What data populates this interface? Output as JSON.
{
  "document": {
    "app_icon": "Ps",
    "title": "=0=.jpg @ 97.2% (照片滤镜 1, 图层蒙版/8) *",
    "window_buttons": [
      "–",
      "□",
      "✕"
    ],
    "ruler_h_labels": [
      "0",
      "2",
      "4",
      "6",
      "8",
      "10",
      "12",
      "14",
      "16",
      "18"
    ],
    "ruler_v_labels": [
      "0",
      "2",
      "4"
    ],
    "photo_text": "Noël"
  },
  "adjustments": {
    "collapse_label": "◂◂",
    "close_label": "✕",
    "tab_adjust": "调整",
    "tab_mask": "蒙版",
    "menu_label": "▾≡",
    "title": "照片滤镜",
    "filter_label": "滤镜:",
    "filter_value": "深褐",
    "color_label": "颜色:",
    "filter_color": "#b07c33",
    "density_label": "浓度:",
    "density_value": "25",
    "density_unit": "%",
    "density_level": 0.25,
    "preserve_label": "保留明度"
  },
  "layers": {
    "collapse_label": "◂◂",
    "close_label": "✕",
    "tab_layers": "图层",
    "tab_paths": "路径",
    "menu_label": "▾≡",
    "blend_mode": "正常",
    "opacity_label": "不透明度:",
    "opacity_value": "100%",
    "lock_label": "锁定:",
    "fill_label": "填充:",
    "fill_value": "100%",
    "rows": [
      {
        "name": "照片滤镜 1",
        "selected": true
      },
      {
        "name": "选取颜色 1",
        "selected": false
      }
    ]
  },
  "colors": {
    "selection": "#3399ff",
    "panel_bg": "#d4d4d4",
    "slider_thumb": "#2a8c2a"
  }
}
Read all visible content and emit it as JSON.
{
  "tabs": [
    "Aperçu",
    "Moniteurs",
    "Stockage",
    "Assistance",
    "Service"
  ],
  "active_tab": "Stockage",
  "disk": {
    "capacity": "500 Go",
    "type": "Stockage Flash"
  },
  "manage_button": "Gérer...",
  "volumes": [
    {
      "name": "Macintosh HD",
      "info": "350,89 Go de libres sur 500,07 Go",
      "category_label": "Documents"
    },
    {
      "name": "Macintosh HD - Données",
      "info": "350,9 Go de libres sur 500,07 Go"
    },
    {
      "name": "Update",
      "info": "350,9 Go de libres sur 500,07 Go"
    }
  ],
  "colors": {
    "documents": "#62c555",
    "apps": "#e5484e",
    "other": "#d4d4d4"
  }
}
—————
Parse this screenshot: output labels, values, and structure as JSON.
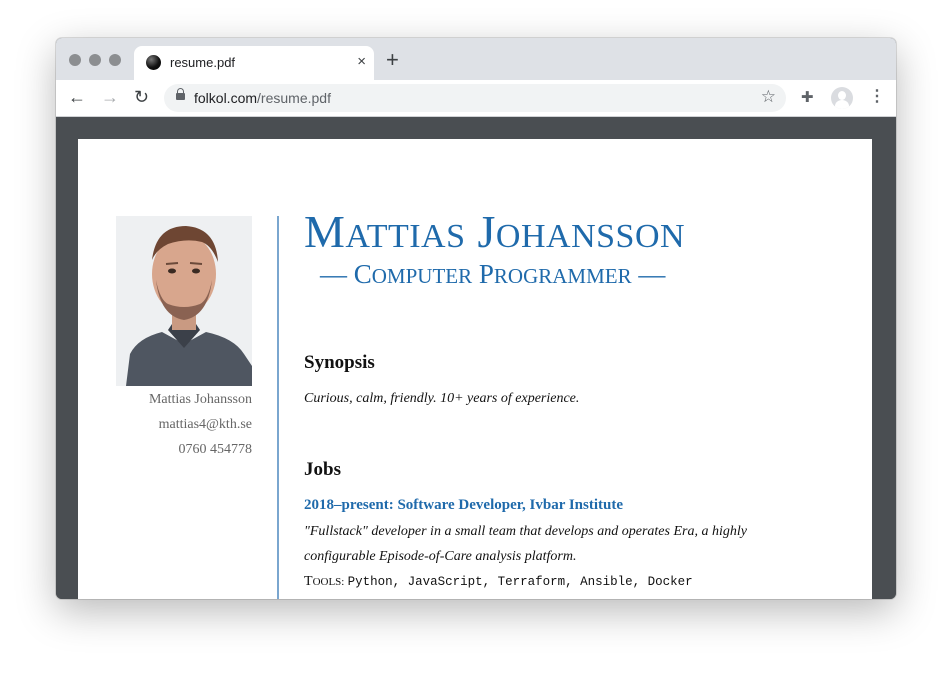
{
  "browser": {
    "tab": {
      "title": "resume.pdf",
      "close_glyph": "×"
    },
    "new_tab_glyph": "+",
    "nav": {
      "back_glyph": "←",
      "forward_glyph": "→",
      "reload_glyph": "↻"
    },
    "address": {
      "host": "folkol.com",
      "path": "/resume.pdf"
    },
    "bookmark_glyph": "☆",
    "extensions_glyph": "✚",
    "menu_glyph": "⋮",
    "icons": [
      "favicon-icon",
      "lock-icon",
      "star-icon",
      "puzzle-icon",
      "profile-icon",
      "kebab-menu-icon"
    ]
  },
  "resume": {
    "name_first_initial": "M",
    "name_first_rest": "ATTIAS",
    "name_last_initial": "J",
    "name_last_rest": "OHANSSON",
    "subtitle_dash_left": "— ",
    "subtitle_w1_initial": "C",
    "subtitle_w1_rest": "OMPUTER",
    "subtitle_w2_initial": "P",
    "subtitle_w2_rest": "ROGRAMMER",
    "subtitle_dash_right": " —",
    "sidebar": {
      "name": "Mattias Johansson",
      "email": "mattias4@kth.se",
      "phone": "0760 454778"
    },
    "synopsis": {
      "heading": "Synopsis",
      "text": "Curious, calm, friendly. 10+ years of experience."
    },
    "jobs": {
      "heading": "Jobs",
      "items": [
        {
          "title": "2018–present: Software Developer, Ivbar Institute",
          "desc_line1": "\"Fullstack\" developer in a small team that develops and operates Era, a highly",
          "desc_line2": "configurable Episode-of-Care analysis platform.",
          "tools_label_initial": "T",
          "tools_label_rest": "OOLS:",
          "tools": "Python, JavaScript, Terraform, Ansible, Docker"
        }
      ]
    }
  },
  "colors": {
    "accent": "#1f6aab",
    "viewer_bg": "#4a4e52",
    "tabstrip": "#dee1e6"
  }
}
—————
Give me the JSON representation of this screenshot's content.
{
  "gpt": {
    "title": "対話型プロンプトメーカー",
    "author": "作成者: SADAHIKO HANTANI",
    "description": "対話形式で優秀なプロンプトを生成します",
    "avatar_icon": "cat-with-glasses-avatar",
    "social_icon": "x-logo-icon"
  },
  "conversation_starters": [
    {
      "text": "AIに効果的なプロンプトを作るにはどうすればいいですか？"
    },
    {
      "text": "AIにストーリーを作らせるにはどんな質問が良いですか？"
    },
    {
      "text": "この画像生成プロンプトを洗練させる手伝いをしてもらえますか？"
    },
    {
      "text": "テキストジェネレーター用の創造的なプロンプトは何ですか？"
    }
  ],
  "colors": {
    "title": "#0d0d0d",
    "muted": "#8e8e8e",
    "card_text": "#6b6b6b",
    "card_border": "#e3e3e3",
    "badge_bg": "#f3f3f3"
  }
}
—————
Every line containing the string "Macintosh" must be listed.

      "name": "Macintosh HD",
      "name": "Macintosh HD - Données",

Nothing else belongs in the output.